## Given task
Quote each record exactly, please, leaving none out.

Data entries:
--- BEGIN ---
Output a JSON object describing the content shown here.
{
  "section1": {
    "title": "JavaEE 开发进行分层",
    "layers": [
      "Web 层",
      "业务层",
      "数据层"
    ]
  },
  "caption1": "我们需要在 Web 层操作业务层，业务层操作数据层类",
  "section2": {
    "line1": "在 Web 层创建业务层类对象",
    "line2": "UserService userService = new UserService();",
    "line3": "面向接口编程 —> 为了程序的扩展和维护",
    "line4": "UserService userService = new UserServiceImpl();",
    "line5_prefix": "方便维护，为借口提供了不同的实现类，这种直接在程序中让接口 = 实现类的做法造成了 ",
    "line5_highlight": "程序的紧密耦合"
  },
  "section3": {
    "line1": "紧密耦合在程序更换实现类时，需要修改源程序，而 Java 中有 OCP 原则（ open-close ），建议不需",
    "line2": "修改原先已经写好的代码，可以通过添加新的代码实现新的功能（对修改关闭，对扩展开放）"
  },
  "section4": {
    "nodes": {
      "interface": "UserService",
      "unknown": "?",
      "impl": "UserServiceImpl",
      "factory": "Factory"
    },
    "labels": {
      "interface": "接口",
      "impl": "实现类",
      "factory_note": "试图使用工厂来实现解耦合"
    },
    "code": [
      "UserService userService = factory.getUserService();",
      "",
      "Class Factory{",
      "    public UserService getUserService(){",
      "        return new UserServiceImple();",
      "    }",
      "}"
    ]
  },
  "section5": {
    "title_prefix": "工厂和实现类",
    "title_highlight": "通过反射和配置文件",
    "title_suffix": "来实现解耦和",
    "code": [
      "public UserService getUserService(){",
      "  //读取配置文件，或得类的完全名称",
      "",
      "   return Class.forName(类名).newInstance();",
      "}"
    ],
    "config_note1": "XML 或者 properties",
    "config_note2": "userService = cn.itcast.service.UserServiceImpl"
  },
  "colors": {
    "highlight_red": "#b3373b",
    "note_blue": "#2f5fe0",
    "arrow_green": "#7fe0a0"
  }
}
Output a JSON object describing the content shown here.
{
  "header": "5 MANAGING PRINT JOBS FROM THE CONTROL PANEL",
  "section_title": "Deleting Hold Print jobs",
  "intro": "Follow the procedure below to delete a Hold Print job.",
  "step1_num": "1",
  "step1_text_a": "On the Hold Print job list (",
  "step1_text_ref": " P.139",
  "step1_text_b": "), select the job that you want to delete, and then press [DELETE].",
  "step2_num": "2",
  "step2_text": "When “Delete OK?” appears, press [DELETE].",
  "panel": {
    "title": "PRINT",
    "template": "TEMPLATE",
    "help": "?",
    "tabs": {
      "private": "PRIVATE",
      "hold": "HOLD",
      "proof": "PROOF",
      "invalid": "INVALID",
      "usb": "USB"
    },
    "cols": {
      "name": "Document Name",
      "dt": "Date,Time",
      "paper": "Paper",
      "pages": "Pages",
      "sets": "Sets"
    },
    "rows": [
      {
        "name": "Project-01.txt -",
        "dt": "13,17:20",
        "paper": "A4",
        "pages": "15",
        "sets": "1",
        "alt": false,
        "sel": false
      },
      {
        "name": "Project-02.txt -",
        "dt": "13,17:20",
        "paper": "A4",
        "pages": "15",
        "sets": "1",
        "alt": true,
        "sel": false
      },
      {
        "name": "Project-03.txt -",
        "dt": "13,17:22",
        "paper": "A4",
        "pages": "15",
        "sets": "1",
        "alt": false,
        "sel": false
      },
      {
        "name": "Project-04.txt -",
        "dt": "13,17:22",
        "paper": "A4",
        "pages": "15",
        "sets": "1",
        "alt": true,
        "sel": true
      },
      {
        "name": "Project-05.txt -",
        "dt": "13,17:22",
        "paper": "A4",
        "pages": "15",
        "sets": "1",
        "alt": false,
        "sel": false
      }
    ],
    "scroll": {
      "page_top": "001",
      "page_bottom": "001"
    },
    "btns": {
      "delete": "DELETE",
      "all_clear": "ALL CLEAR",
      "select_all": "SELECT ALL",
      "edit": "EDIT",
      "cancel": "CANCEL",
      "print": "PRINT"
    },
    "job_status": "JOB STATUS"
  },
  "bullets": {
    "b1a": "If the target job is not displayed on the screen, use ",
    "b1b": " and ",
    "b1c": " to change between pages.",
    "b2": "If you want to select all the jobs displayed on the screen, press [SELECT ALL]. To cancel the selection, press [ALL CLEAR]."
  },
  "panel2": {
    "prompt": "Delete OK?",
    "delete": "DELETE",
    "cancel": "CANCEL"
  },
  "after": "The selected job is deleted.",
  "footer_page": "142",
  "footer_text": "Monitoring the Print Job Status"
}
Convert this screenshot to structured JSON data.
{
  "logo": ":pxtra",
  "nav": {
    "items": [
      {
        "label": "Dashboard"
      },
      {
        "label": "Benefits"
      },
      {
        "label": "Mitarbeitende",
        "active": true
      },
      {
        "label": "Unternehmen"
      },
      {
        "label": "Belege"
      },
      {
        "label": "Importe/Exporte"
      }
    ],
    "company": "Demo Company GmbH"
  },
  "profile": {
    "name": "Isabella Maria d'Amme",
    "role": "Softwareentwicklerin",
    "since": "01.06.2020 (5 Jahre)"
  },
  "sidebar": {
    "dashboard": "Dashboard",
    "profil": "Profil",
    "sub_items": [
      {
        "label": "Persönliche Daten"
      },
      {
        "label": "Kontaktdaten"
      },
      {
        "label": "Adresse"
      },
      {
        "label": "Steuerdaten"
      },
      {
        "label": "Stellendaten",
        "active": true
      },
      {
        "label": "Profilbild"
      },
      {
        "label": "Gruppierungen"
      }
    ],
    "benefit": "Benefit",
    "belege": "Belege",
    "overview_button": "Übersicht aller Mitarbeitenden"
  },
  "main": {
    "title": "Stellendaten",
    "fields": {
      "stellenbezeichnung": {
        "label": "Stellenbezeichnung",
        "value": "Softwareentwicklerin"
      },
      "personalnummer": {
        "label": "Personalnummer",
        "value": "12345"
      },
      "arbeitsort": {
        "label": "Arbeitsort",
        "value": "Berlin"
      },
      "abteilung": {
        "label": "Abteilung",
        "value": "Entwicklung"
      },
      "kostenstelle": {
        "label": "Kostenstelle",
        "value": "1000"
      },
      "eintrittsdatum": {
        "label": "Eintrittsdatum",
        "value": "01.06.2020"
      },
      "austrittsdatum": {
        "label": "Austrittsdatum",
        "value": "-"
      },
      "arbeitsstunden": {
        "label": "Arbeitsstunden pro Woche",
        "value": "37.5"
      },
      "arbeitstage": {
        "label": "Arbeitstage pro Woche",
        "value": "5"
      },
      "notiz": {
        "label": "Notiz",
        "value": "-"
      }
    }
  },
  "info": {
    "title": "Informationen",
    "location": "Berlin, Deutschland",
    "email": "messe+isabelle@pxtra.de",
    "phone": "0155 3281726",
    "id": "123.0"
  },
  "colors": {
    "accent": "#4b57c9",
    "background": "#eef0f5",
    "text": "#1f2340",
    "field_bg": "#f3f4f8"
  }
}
--- END ---
## Output for this exercise
Output a JSON object describing the content shown here.
{
  "section1": {
    "title": "JavaEE 开发进行分层",
    "layers": [
      "Web 层",
      "业务层",
      "数据层"
    ]
  },
  "caption1": "我们需要在 Web 层操作业务层，业务层操作数据层类",
  "section2": {
    "line1": "在 Web 层创建业务层类对象",
    "line2": "UserService userService = new UserService();",
    "line3": "面向接口编程 —> 为了程序的扩展和维护",
    "line4": "UserService userService = new UserServiceImpl();",
    "line5_prefix": "方便维护，为借口提供了不同的实现类，这种直接在程序中让接口 = 实现类的做法造成了 ",
    "line5_highlight": "程序的紧密耦合"
  },
  "section3": {
    "line1": "紧密耦合在程序更换实现类时，需要修改源程序，而 Java 中有 OCP 原则（ open-close ），建议不需",
    "line2": "修改原先已经写好的代码，可以通过添加新的代码实现新的功能（对修改关闭，对扩展开放）"
  },
  "section4": {
    "nodes": {
      "interface": "UserService",
      "unknown": "?",
      "impl": "UserServiceImpl",
      "factory": "Factory"
    },
    "labels": {
      "interface": "接口",
      "impl": "实现类",
      "factory_note": "试图使用工厂来实现解耦合"
    },
    "code": [
      "UserService userService = factory.getUserService();",
      "",
      "Class Factory{",
      "    public UserService getUserService(){",
      "        return new UserServiceImple();",
      "    }",
      "}"
    ]
  },
  "section5": {
    "title_prefix": "工厂和实现类",
    "title_highlight": "通过反射和配置文件",
    "title_suffix": "来实现解耦和",
    "code": [
      "public UserService getUserService(){",
      "  //读取配置文件，或得类的完全名称",
      "",
      "   return Class.forName(类名).newInstance();",
      "}"
    ],
    "config_note1": "XML 或者 properties",
    "config_note2": "userService = cn.itcast.service.UserServiceImpl"
  },
  "colors": {
    "highlight_red": "#b3373b",
    "note_blue": "#2f5fe0",
    "arrow_green": "#7fe0a0"
  }
}
Output a JSON object describing the content shown here.
{
  "header": "5 MANAGING PRINT JOBS FROM THE CONTROL PANEL",
  "section_title": "Deleting Hold Print jobs",
  "intro": "Follow the procedure below to delete a Hold Print job.",
  "step1_num": "1",
  "step1_text_a": "On the Hold Print job list (",
  "step1_text_ref": " P.139",
  "step1_text_b": "), select the job that you want to delete, and then press [DELETE].",
  "step2_num": "2",
  "step2_text": "When “Delete OK?” appears, press [DELETE].",
  "panel": {
    "title": "PRINT",
    "template": "TEMPLATE",
    "help": "?",
    "tabs": {
      "private": "PRIVATE",
      "hold": "HOLD",
      "proof": "PROOF",
      "invalid": "INVALID",
      "usb": "USB"
    },
    "cols": {
      "name": "Document Name",
      "dt": "Date,Time",
      "paper": "Paper",
      "pages": "Pages",
      "sets": "Sets"
    },
    "rows": [
      {
        "name": "Project-01.txt -",
        "dt": "13,17:20",
        "paper": "A4",
        "pages": "15",
        "sets": "1",
        "alt": false,
        "sel": false
      },
      {
        "name": "Project-02.txt -",
        "dt": "13,17:20",
        "paper": "A4",
        "pages": "15",
        "sets": "1",
        "alt": true,
        "sel": false
      },
      {
        "name": "Project-03.txt -",
        "dt": "13,17:22",
        "paper": "A4",
        "pages": "15",
        "sets": "1",
        "alt": false,
        "sel": false
      },
      {
        "name": "Project-04.txt -",
        "dt": "13,17:22",
        "paper": "A4",
        "pages": "15",
        "sets": "1",
        "alt": true,
        "sel": true
      },
      {
        "name": "Project-05.txt -",
        "dt": "13,17:22",
        "paper": "A4",
        "pages": "15",
        "sets": "1",
        "alt": false,
        "sel": false
      }
    ],
    "scroll": {
      "page_top": "001",
      "page_bottom": "001"
    },
    "btns": {
      "delete": "DELETE",
      "all_clear": "ALL CLEAR",
      "select_all": "SELECT ALL",
      "edit": "EDIT",
      "cancel": "CANCEL",
      "print": "PRINT"
    },
    "job_status": "JOB STATUS"
  },
  "bullets": {
    "b1a": "If the target job is not displayed on the screen, use ",
    "b1b": " and ",
    "b1c": " to change between pages.",
    "b2": "If you want to select all the jobs displayed on the screen, press [SELECT ALL]. To cancel the selection, press [ALL CLEAR]."
  },
  "panel2": {
    "prompt": "Delete OK?",
    "delete": "DELETE",
    "cancel": "CANCEL"
  },
  "after": "The selected job is deleted.",
  "footer_page": "142",
  "footer_text": "Monitoring the Print Job Status"
}
Convert this screenshot to structured JSON data.
{
  "logo": ":pxtra",
  "nav": {
    "items": [
      {
        "label": "Dashboard"
      },
      {
        "label": "Benefits"
      },
      {
        "label": "Mitarbeitende",
        "active": true
      },
      {
        "label": "Unternehmen"
      },
      {
        "label": "Belege"
      },
      {
        "label": "Importe/Exporte"
      }
    ],
    "company": "Demo Company GmbH"
  },
  "profile": {
    "name": "Isabella Maria d'Amme",
    "role": "Softwareentwicklerin",
    "since": "01.06.2020 (5 Jahre)"
  },
  "sidebar": {
    "dashboard": "Dashboard",
    "profil": "Profil",
    "sub_items": [
      {
        "label": "Persönliche Daten"
      },
      {
        "label": "Kontaktdaten"
      },
      {
        "label": "Adresse"
      },
      {
        "label": "Steuerdaten"
      },
      {
        "label": "Stellendaten",
        "active": true
      },
      {
        "label": "Profilbild"
      },
      {
        "label": "Gruppierungen"
      }
    ],
    "benefit": "Benefit",
    "belege": "Belege",
    "overview_button": "Übersicht aller Mitarbeitenden"
  },
  "main": {
    "title": "Stellendaten",
    "fields": {
      "stellenbezeichnung": {
        "label": "Stellenbezeichnung",
        "value": "Softwareentwicklerin"
      },
      "personalnummer": {
        "label": "Personalnummer",
        "value": "12345"
      },
      "arbeitsort": {
        "label": "Arbeitsort",
        "value": "Berlin"
      },
      "abteilung": {
        "label": "Abteilung",
        "value": "Entwicklung"
      },
      "kostenstelle": {
        "label": "Kostenstelle",
        "value": "1000"
      },
      "eintrittsdatum": {
        "label": "Eintrittsdatum",
        "value": "01.06.2020"
      },
      "austrittsdatum": {
        "label": "Austrittsdatum",
        "value": "-"
      },
      "arbeitsstunden": {
        "label": "Arbeitsstunden pro Woche",
        "value": "37.5"
      },
      "arbeitstage": {
        "label": "Arbeitstage pro Woche",
        "value": "5"
      },
      "notiz": {
        "label": "Notiz",
        "value": "-"
      }
    }
  },
  "info": {
    "title": "Informationen",
    "location": "Berlin, Deutschland",
    "email": "messe+isabelle@pxtra.de",
    "phone": "0155 3281726",
    "id": "123.0"
  },
  "colors": {
    "accent": "#4b57c9",
    "background": "#eef0f5",
    "text": "#1f2340",
    "field_bg": "#f3f4f8"
  }
}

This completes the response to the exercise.